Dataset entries
◇ ◇ ◇
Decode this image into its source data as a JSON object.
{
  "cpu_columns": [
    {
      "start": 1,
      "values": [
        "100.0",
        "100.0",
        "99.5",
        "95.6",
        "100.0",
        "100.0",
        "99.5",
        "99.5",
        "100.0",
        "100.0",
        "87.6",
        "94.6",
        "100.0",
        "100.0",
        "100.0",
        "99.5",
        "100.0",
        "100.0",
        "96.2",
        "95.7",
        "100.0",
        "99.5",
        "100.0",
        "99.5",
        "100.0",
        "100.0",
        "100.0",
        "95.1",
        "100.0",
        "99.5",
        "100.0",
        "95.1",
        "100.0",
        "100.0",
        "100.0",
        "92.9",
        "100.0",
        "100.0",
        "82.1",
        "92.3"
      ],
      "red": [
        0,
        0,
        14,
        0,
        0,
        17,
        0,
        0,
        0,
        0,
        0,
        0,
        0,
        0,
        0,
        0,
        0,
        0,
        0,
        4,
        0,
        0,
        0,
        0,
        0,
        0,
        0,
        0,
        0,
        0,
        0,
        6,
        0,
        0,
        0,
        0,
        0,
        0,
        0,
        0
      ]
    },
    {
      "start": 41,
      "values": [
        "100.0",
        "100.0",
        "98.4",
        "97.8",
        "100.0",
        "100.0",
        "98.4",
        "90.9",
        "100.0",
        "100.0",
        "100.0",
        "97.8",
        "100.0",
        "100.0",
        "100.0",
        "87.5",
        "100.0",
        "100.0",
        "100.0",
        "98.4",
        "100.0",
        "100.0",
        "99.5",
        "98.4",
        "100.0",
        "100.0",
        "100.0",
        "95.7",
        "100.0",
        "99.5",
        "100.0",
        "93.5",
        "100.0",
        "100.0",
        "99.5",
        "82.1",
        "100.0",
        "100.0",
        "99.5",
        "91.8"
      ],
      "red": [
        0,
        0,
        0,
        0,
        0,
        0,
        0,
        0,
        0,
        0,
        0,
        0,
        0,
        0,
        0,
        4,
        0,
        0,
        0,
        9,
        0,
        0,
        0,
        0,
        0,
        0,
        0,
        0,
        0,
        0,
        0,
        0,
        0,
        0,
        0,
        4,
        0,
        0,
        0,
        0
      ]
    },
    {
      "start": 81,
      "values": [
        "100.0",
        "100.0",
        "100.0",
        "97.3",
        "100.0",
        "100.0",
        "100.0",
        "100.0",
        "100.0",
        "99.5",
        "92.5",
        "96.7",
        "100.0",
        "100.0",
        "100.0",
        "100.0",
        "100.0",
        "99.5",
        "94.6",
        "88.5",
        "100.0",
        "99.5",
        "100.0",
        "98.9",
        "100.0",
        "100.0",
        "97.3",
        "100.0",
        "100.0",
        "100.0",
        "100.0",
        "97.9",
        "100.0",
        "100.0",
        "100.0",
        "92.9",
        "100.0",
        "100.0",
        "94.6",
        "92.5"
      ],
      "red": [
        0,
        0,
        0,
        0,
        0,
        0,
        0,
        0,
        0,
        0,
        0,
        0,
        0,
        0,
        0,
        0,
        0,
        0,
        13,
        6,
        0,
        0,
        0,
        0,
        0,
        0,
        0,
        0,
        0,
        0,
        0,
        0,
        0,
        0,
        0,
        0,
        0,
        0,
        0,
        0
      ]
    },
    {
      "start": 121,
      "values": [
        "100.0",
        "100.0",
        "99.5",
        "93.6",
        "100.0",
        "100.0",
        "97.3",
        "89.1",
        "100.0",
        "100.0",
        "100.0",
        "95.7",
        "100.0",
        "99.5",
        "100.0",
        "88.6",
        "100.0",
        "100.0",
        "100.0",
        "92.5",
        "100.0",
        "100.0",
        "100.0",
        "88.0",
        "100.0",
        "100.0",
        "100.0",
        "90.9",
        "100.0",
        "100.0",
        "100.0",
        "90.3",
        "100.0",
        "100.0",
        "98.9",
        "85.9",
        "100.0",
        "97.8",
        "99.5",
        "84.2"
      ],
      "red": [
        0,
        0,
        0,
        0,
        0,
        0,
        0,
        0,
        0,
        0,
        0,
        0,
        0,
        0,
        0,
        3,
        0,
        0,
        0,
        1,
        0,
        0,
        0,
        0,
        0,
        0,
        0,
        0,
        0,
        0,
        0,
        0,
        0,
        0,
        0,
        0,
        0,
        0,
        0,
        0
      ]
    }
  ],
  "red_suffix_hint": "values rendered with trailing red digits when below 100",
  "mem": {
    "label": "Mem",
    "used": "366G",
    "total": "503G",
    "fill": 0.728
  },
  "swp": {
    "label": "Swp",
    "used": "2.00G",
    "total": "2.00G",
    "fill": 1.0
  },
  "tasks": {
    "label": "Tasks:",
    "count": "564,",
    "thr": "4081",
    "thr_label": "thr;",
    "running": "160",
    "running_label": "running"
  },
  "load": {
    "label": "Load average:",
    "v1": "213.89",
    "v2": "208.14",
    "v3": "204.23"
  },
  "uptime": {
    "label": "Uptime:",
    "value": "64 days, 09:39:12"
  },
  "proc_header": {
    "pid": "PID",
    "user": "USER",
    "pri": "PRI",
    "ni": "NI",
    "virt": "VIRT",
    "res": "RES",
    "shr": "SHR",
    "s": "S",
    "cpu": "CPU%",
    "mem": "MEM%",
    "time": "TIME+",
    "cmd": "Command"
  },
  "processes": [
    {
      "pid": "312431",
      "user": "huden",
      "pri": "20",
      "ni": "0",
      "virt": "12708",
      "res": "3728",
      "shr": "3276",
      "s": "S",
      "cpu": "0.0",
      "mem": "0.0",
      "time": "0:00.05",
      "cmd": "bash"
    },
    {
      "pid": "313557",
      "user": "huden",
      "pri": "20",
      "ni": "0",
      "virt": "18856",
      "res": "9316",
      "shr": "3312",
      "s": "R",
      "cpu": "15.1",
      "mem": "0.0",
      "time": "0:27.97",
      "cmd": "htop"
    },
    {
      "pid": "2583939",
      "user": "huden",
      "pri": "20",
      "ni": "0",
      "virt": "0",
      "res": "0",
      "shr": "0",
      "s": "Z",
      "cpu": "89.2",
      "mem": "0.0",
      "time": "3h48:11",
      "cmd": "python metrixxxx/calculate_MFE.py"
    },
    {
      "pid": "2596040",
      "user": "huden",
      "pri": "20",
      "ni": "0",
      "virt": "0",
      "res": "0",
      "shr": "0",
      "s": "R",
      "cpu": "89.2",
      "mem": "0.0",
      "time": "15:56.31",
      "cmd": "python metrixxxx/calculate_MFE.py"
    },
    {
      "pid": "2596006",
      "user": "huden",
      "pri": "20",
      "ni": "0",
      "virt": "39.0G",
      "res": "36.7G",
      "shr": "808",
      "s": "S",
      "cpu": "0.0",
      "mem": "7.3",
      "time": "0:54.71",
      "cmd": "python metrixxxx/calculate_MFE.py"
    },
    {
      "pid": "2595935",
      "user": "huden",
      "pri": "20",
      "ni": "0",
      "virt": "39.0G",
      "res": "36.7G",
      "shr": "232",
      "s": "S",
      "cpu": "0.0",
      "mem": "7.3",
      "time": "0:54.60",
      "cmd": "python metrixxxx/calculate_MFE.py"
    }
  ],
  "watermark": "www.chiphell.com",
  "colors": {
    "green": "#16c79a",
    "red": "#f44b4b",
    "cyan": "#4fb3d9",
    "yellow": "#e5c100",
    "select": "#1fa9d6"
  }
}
◇ ◇ ◇
What you should do:
Copy out the whole listing exactly; please set it all down.

Answer to the task:
Decode this image into its source data as a JSON object.
{
  "cpu_columns": [
    {
      "start": 1,
      "values": [
        "100.0",
        "100.0",
        "99.5",
        "95.6",
        "100.0",
        "100.0",
        "99.5",
        "99.5",
        "100.0",
        "100.0",
        "87.6",
        "94.6",
        "100.0",
        "100.0",
        "100.0",
        "99.5",
        "100.0",
        "100.0",
        "96.2",
        "95.7",
        "100.0",
        "99.5",
        "100.0",
        "99.5",
        "100.0",
        "100.0",
        "100.0",
        "95.1",
        "100.0",
        "99.5",
        "100.0",
        "95.1",
        "100.0",
        "100.0",
        "100.0",
        "92.9",
        "100.0",
        "100.0",
        "82.1",
        "92.3"
      ],
      "red": [
        0,
        0,
        14,
        0,
        0,
        17,
        0,
        0,
        0,
        0,
        0,
        0,
        0,
        0,
        0,
        0,
        0,
        0,
        0,
        4,
        0,
        0,
        0,
        0,
        0,
        0,
        0,
        0,
        0,
        0,
        0,
        6,
        0,
        0,
        0,
        0,
        0,
        0,
        0,
        0
      ]
    },
    {
      "start": 41,
      "values": [
        "100.0",
        "100.0",
        "98.4",
        "97.8",
        "100.0",
        "100.0",
        "98.4",
        "90.9",
        "100.0",
        "100.0",
        "100.0",
        "97.8",
        "100.0",
        "100.0",
        "100.0",
        "87.5",
        "100.0",
        "100.0",
        "100.0",
        "98.4",
        "100.0",
        "100.0",
        "99.5",
        "98.4",
        "100.0",
        "100.0",
        "100.0",
        "95.7",
        "100.0",
        "99.5",
        "100.0",
        "93.5",
        "100.0",
        "100.0",
        "99.5",
        "82.1",
        "100.0",
        "100.0",
        "99.5",
        "91.8"
      ],
      "red": [
        0,
        0,
        0,
        0,
        0,
        0,
        0,
        0,
        0,
        0,
        0,
        0,
        0,
        0,
        0,
        4,
        0,
        0,
        0,
        9,
        0,
        0,
        0,
        0,
        0,
        0,
        0,
        0,
        0,
        0,
        0,
        0,
        0,
        0,
        0,
        4,
        0,
        0,
        0,
        0
      ]
    },
    {
      "start": 81,
      "values": [
        "100.0",
        "100.0",
        "100.0",
        "97.3",
        "100.0",
        "100.0",
        "100.0",
        "100.0",
        "100.0",
        "99.5",
        "92.5",
        "96.7",
        "100.0",
        "100.0",
        "100.0",
        "100.0",
        "100.0",
        "99.5",
        "94.6",
        "88.5",
        "100.0",
        "99.5",
        "100.0",
        "98.9",
        "100.0",
        "100.0",
        "97.3",
        "100.0",
        "100.0",
        "100.0",
        "100.0",
        "97.9",
        "100.0",
        "100.0",
        "100.0",
        "92.9",
        "100.0",
        "100.0",
        "94.6",
        "92.5"
      ],
      "red": [
        0,
        0,
        0,
        0,
        0,
        0,
        0,
        0,
        0,
        0,
        0,
        0,
        0,
        0,
        0,
        0,
        0,
        0,
        13,
        6,
        0,
        0,
        0,
        0,
        0,
        0,
        0,
        0,
        0,
        0,
        0,
        0,
        0,
        0,
        0,
        0,
        0,
        0,
        0,
        0
      ]
    },
    {
      "start": 121,
      "values": [
        "100.0",
        "100.0",
        "99.5",
        "93.6",
        "100.0",
        "100.0",
        "97.3",
        "89.1",
        "100.0",
        "100.0",
        "100.0",
        "95.7",
        "100.0",
        "99.5",
        "100.0",
        "88.6",
        "100.0",
        "100.0",
        "100.0",
        "92.5",
        "100.0",
        "100.0",
        "100.0",
        "88.0",
        "100.0",
        "100.0",
        "100.0",
        "90.9",
        "100.0",
        "100.0",
        "100.0",
        "90.3",
        "100.0",
        "100.0",
        "98.9",
        "85.9",
        "100.0",
        "97.8",
        "99.5",
        "84.2"
      ],
      "red": [
        0,
        0,
        0,
        0,
        0,
        0,
        0,
        0,
        0,
        0,
        0,
        0,
        0,
        0,
        0,
        3,
        0,
        0,
        0,
        1,
        0,
        0,
        0,
        0,
        0,
        0,
        0,
        0,
        0,
        0,
        0,
        0,
        0,
        0,
        0,
        0,
        0,
        0,
        0,
        0
      ]
    }
  ],
  "red_suffix_hint": "values rendered with trailing red digits when below 100",
  "mem": {
    "label": "Mem",
    "used": "366G",
    "total": "503G",
    "fill": 0.728
  },
  "swp": {
    "label": "Swp",
    "used": "2.00G",
    "total": "2.00G",
    "fill": 1.0
  },
  "tasks": {
    "label": "Tasks:",
    "count": "564,",
    "thr": "4081",
    "thr_label": "thr;",
    "running": "160",
    "running_label": "running"
  },
  "load": {
    "label": "Load average:",
    "v1": "213.89",
    "v2": "208.14",
    "v3": "204.23"
  },
  "uptime": {
    "label": "Uptime:",
    "value": "64 days, 09:39:12"
  },
  "proc_header": {
    "pid": "PID",
    "user": "USER",
    "pri": "PRI",
    "ni": "NI",
    "virt": "VIRT",
    "res": "RES",
    "shr": "SHR",
    "s": "S",
    "cpu": "CPU%",
    "mem": "MEM%",
    "time": "TIME+",
    "cmd": "Command"
  },
  "processes": [
    {
      "pid": "312431",
      "user": "huden",
      "pri": "20",
      "ni": "0",
      "virt": "12708",
      "res": "3728",
      "shr": "3276",
      "s": "S",
      "cpu": "0.0",
      "mem": "0.0",
      "time": "0:00.05",
      "cmd": "bash"
    },
    {
      "pid": "313557",
      "user": "huden",
      "pri": "20",
      "ni": "0",
      "virt": "18856",
      "res": "9316",
      "shr": "3312",
      "s": "R",
      "cpu": "15.1",
      "mem": "0.0",
      "time": "0:27.97",
      "cmd": "htop"
    },
    {
      "pid": "2583939",
      "user": "huden",
      "pri": "20",
      "ni": "0",
      "virt": "0",
      "res": "0",
      "shr": "0",
      "s": "Z",
      "cpu": "89.2",
      "mem": "0.0",
      "time": "3h48:11",
      "cmd": "python metrixxxx/calculate_MFE.py"
    },
    {
      "pid": "2596040",
      "user": "huden",
      "pri": "20",
      "ni": "0",
      "virt": "0",
      "res": "0",
      "shr": "0",
      "s": "R",
      "cpu": "89.2",
      "mem": "0.0",
      "time": "15:56.31",
      "cmd": "python metrixxxx/calculate_MFE.py"
    },
    {
      "pid": "2596006",
      "user": "huden",
      "pri": "20",
      "ni": "0",
      "virt": "39.0G",
      "res": "36.7G",
      "shr": "808",
      "s": "S",
      "cpu": "0.0",
      "mem": "7.3",
      "time": "0:54.71",
      "cmd": "python metrixxxx/calculate_MFE.py"
    },
    {
      "pid": "2595935",
      "user": "huden",
      "pri": "20",
      "ni": "0",
      "virt": "39.0G",
      "res": "36.7G",
      "shr": "232",
      "s": "S",
      "cpu": "0.0",
      "mem": "7.3",
      "time": "0:54.60",
      "cmd": "python metrixxxx/calculate_MFE.py"
    }
  ],
  "watermark": "www.chiphell.com",
  "colors": {
    "green": "#16c79a",
    "red": "#f44b4b",
    "cyan": "#4fb3d9",
    "yellow": "#e5c100",
    "select": "#1fa9d6"
  }
}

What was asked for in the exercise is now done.